Text:
Why Chinese Is So Damn Hard

sino   Tue Apr 08, 2008 9:31 am GMT
Why Chinese Is So Damn Hard
by David Moser
University of Michigan Center for Chinese Studies

The first question any thoughtful person might ask when reading the title of this essay is, "Hard for whom?" A reasonable question. After all, Chinese people seem to learn it just fine. When little Chinese kids go through the "terrible twos", it's Chinese they use to drive their parents crazy, and in a few years the same kids are actually using those impossibly complicated Chinese characters to scribble love notes and shopping lists. So what do I mean by "hard"? Since I know at the outset that the whole tone of this document is going to involve a lot of whining and complaining, I may as well come right out and say exactly what I mean. I mean hard for me, a native English speaker trying to learn Chinese as an adult, going through the whole process with the textbooks, the tapes, the conversation partners, etc., the whole torturous rigmarole. I mean hard for me -- and, of course, for the many other Westerners who have spent years of their lives bashing their heads against the Great Wall of Chinese.
From Schriftfestschrift: Essays on Writing and Language in Honor of John DeFrancis on His Eightieth Birthday (Sino-Platonic Papers No. 27, August 1991), edited by Victor H. Mair

If this were as far as I went, my statement would be a pretty empty one. Of course Chinese is hard for me. After all, any foreign language is hard for a non-native, right? Well, sort of. Not all foreign languages are equally difficult for any learner. It depends on which language you're coming from. A French person can usually learn Italian faster than an American, and an average American could probably master German a lot faster than an average Japanese, and so on. So part of what I'm contending is that Chinese is hard compared to ... well, compared to almost any other language you might care to tackle. What I mean is that Chinese is not only hard for us (English speakers), but it's also hard in absolute terms. Which means that Chinese is also hard for them, for Chinese people.1

If you don't believe this, just ask a Chinese person. Most Chinese people will cheerfully acknowledge that their language is hard, maybe the hardest on earth. (Many are even proud of this, in the same way some New Yorkers are actually proud of living in the most unlivable city in America.) Maybe all Chinese people deserve a medal just for being born Chinese. At any rate, they generally become aware at some point of the Everest-like status of their native language, as they, from their privileged vantage point on the summit, observe foolhardy foreigners huffing and puffing up the steep slopes.

Data lines:
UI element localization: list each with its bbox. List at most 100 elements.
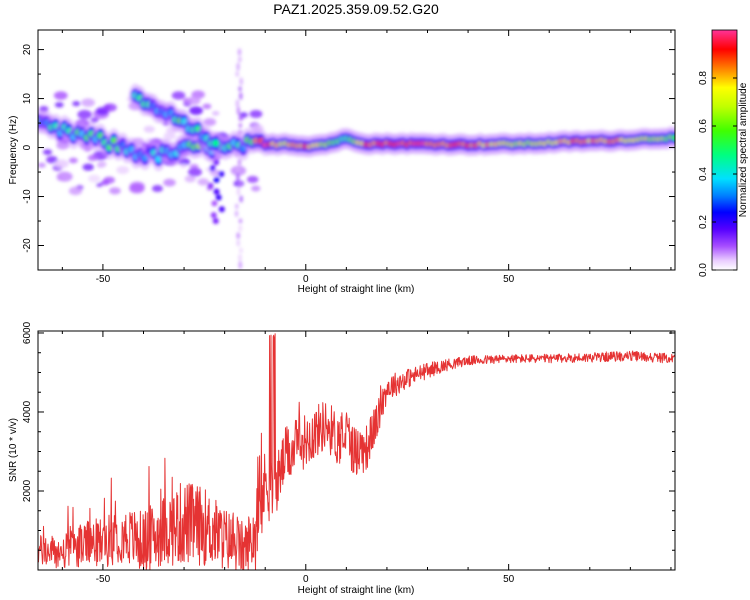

Written task: In the essay on why Chinese is hard, whose eightieth birthday is the collection containing it published in honor of?

Completed exercise: John DeFrancis